DO THIS
Copy the rows starting at the one containing "onepoint-title: OnePoint —" and ending at the one containing "menu-link[interactable]: 取引条件変更のお願い —", renaming every "item-number" to "list-index" and leaving everything else unchanged.

GIVEN DATA
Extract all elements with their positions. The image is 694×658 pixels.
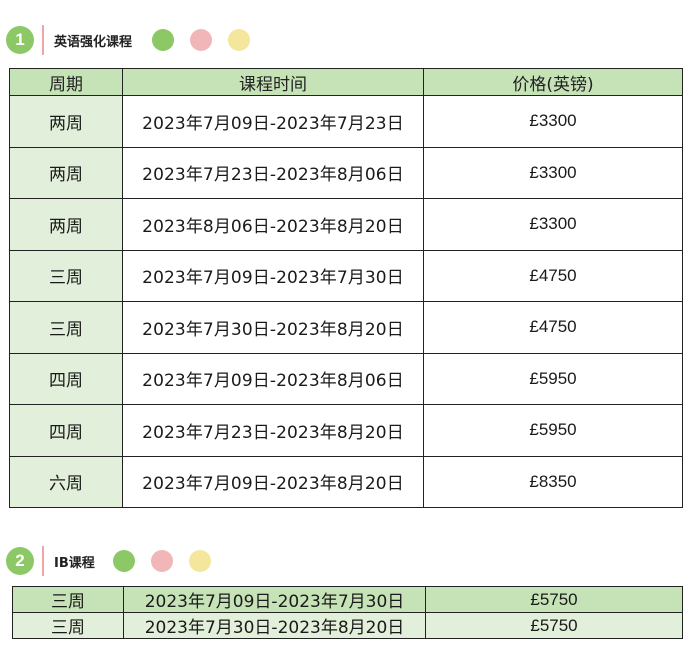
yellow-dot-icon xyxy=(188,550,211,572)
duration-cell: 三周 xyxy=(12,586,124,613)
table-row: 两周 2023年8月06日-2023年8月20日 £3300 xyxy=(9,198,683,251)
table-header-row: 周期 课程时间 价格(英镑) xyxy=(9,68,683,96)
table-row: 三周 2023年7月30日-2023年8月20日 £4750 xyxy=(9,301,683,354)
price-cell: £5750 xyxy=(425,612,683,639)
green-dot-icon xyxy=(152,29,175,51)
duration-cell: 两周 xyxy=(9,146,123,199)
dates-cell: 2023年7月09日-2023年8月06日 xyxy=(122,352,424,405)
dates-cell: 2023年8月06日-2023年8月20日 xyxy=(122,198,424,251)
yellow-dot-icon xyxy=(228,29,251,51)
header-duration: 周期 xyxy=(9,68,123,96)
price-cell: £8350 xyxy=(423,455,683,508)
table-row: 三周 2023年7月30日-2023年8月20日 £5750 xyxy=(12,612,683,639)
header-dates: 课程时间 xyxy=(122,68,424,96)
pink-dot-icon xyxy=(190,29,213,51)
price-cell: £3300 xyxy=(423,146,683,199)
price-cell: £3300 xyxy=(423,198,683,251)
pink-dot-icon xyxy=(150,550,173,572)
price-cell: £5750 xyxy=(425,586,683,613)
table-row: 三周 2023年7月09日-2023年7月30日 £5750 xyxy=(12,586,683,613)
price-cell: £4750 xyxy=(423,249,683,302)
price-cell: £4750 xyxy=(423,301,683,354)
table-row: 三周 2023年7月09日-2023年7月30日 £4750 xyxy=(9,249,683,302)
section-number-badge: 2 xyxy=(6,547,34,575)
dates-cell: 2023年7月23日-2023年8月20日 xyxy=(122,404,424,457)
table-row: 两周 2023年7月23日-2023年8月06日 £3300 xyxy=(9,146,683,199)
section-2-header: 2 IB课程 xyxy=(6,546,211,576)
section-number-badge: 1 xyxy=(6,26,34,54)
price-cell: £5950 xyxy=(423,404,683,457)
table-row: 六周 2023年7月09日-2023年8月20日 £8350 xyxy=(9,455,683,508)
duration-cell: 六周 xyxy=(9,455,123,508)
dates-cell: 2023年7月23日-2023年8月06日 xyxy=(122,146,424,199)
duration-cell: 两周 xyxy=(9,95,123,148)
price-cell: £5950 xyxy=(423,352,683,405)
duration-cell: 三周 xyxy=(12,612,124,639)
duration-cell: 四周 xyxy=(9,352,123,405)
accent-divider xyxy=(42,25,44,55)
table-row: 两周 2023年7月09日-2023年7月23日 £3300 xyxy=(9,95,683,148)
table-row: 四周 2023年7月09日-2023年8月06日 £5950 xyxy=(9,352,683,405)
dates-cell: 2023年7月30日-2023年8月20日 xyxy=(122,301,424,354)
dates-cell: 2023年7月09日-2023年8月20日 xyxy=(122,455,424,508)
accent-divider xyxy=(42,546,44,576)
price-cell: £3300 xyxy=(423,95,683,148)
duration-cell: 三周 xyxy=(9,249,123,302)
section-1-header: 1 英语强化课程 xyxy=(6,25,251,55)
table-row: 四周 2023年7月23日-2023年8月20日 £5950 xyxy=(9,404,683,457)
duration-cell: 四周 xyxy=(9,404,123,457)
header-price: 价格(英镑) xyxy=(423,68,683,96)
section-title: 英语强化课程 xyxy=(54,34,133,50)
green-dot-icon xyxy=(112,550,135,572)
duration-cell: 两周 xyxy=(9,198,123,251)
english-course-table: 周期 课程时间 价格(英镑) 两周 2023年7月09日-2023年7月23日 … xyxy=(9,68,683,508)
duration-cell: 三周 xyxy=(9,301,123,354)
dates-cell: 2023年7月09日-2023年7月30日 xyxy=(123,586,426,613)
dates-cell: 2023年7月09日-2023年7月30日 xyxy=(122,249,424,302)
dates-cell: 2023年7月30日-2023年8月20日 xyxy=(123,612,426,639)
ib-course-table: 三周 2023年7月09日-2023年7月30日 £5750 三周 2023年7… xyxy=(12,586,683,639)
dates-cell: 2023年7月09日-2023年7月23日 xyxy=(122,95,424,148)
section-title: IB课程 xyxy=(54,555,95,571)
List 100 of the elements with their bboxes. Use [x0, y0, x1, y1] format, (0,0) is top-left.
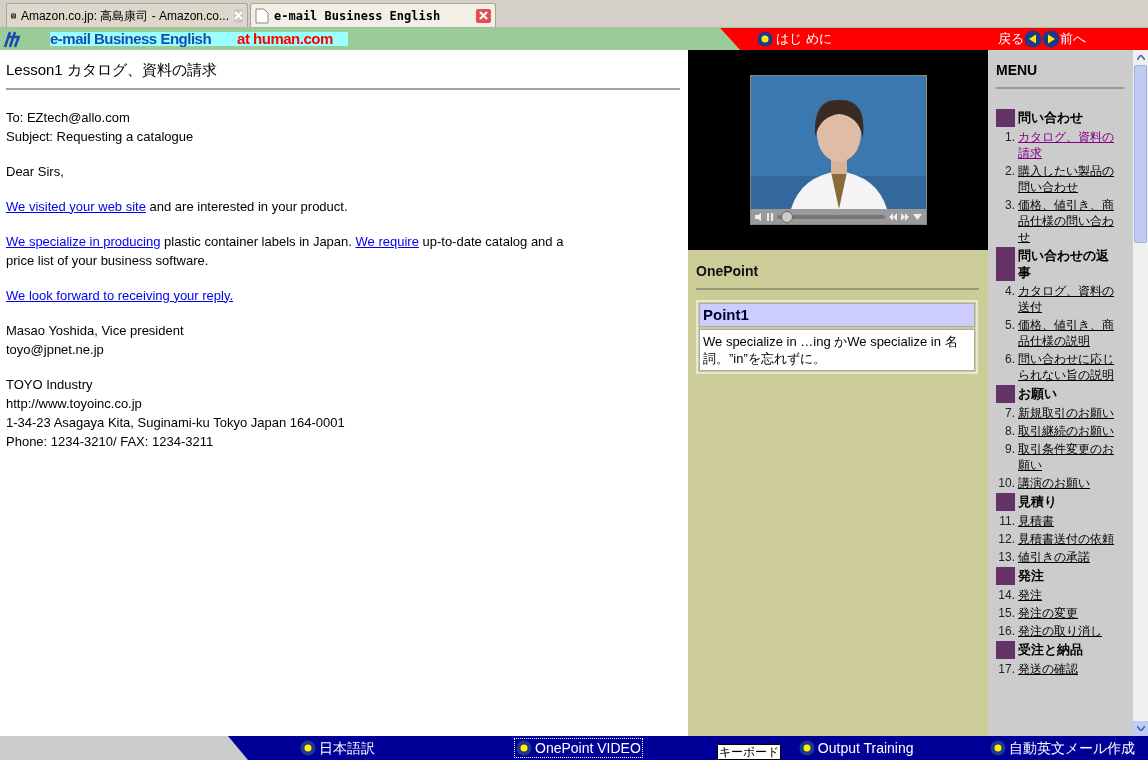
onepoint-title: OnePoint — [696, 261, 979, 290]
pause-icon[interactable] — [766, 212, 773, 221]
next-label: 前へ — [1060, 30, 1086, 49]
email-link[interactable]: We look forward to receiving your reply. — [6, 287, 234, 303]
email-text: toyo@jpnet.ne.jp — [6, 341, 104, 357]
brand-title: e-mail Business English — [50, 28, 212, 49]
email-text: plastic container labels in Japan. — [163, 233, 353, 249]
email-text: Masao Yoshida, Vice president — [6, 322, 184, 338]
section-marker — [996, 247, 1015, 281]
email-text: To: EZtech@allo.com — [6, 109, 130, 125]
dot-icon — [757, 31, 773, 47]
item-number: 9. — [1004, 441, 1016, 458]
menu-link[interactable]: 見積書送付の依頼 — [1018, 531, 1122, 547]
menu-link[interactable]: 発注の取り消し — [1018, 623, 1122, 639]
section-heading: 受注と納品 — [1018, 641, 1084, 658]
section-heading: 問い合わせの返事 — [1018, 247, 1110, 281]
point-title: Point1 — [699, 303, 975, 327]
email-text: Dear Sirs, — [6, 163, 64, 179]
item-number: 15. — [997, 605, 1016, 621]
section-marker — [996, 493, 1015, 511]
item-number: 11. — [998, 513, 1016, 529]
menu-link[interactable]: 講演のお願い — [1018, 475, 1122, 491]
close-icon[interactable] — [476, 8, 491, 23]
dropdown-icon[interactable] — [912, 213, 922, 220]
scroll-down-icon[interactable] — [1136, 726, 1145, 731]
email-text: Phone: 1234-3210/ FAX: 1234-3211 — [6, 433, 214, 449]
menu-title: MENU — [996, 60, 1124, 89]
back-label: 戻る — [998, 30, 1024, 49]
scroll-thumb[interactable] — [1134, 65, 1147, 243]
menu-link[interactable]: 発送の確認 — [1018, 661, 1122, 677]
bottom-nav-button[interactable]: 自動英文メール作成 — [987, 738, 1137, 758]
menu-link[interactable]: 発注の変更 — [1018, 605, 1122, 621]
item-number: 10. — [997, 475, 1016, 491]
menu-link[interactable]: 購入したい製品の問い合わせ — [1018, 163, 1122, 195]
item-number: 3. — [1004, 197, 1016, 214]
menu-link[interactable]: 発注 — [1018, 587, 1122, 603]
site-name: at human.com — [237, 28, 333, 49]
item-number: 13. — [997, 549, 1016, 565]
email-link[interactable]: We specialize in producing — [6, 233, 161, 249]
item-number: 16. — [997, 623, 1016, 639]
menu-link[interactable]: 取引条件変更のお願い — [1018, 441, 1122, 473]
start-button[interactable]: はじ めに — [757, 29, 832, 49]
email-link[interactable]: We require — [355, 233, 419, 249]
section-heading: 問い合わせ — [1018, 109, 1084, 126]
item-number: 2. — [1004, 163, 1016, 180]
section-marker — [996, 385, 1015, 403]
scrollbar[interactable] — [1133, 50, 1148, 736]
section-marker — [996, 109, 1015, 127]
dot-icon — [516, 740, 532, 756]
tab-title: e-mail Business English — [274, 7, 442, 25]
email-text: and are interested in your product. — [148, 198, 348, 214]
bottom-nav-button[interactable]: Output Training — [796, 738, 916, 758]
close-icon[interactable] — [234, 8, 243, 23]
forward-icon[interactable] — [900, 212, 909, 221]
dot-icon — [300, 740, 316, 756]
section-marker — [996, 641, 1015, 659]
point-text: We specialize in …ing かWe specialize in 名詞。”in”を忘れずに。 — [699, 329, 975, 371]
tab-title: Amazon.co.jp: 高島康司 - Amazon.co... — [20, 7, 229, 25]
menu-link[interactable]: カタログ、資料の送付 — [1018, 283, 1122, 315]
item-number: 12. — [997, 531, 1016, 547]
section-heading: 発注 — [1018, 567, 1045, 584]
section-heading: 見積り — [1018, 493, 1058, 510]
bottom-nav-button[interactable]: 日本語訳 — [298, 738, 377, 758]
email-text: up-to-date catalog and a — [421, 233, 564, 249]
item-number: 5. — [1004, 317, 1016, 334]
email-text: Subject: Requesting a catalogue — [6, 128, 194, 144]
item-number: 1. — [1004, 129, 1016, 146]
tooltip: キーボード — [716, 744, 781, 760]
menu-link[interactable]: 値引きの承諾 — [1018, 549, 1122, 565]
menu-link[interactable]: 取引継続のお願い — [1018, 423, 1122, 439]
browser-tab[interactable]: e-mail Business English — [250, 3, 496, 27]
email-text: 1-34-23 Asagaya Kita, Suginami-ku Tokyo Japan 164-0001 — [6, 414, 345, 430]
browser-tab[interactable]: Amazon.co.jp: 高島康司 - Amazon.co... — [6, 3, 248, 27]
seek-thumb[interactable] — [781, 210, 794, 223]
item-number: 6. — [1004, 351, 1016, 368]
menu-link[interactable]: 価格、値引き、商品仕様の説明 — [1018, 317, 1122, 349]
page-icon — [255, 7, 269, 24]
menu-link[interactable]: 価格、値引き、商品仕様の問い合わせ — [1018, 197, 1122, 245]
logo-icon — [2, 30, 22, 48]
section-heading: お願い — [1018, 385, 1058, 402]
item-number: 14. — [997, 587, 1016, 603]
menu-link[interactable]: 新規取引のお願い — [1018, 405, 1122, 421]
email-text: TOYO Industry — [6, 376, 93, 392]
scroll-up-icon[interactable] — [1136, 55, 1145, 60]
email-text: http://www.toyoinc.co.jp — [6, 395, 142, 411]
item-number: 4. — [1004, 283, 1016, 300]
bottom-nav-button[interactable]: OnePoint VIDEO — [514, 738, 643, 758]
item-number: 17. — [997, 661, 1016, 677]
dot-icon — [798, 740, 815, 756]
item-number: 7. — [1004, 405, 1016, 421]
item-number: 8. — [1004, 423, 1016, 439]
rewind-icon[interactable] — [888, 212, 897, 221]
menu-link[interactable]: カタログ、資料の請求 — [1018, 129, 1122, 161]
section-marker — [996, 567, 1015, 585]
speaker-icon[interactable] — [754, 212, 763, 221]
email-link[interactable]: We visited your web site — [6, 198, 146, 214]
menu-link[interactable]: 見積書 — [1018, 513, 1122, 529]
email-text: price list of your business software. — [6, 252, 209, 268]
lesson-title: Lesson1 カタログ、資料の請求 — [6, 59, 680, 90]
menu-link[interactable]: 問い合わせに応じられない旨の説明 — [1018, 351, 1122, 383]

THE REPLY
onepoint-title: OnePoint — [696, 261, 979, 290]
pause-icon[interactable] — [766, 212, 773, 221]
next-label: 前へ — [1060, 30, 1086, 49]
email-link[interactable]: We look forward to receiving your reply. — [6, 287, 234, 303]
email-text: toyo@jpnet.ne.jp — [6, 341, 104, 357]
brand-title: e-mail Business English — [50, 28, 212, 49]
email-text: plastic container labels in Japan. — [163, 233, 353, 249]
email-text: Masao Yoshida, Vice president — [6, 322, 184, 338]
section-marker — [996, 247, 1015, 281]
email-text: To: EZtech@allo.com — [6, 109, 130, 125]
dot-icon — [757, 31, 773, 47]
list-index: 9. — [1004, 441, 1016, 458]
menu-link[interactable]: 見積書送付の依頼 — [1018, 531, 1122, 547]
menu-link[interactable]: 発注の取り消し — [1018, 623, 1122, 639]
section-heading: 受注と納品 — [1018, 641, 1084, 658]
section-heading: 問い合わせの返事 — [1018, 247, 1110, 281]
point-title: Point1 — [699, 303, 975, 327]
email-text: Dear Sirs, — [6, 163, 64, 179]
list-index: 15. — [997, 605, 1016, 621]
section-marker — [996, 493, 1015, 511]
list-index: 11. — [998, 513, 1016, 529]
menu-link[interactable]: 講演のお願い — [1018, 475, 1122, 491]
close-icon[interactable] — [476, 8, 491, 23]
dropdown-icon[interactable] — [912, 213, 922, 220]
scroll-down-icon[interactable] — [1136, 726, 1145, 731]
email-text: Phone: 1234-3210/ FAX: 1234-3211 — [6, 433, 214, 449]
menu-title: MENU — [996, 60, 1124, 89]
back-label: 戻る — [998, 30, 1024, 49]
scroll-thumb[interactable] — [1134, 65, 1147, 243]
menu-link[interactable]: 発送の確認 — [1018, 661, 1122, 677]
bottom-nav-button[interactable]: 自動英文メール作成 — [987, 738, 1137, 758]
menu-link[interactable]: 発注の変更 — [1018, 605, 1122, 621]
list-index: 10. — [997, 475, 1016, 491]
menu-link[interactable]: 購入したい製品の問い合わせ — [1018, 163, 1122, 195]
list-index: 3. — [1004, 197, 1016, 214]
menu-link[interactable]: 発注 — [1018, 587, 1122, 603]
site-name: at human.com — [237, 28, 333, 49]
list-index: 13. — [997, 549, 1016, 565]
email-link[interactable]: We specialize in producing — [6, 233, 161, 249]
list-index: 16. — [997, 623, 1016, 639]
menu-link[interactable]: 取引条件変更のお願い — [1018, 441, 1122, 473]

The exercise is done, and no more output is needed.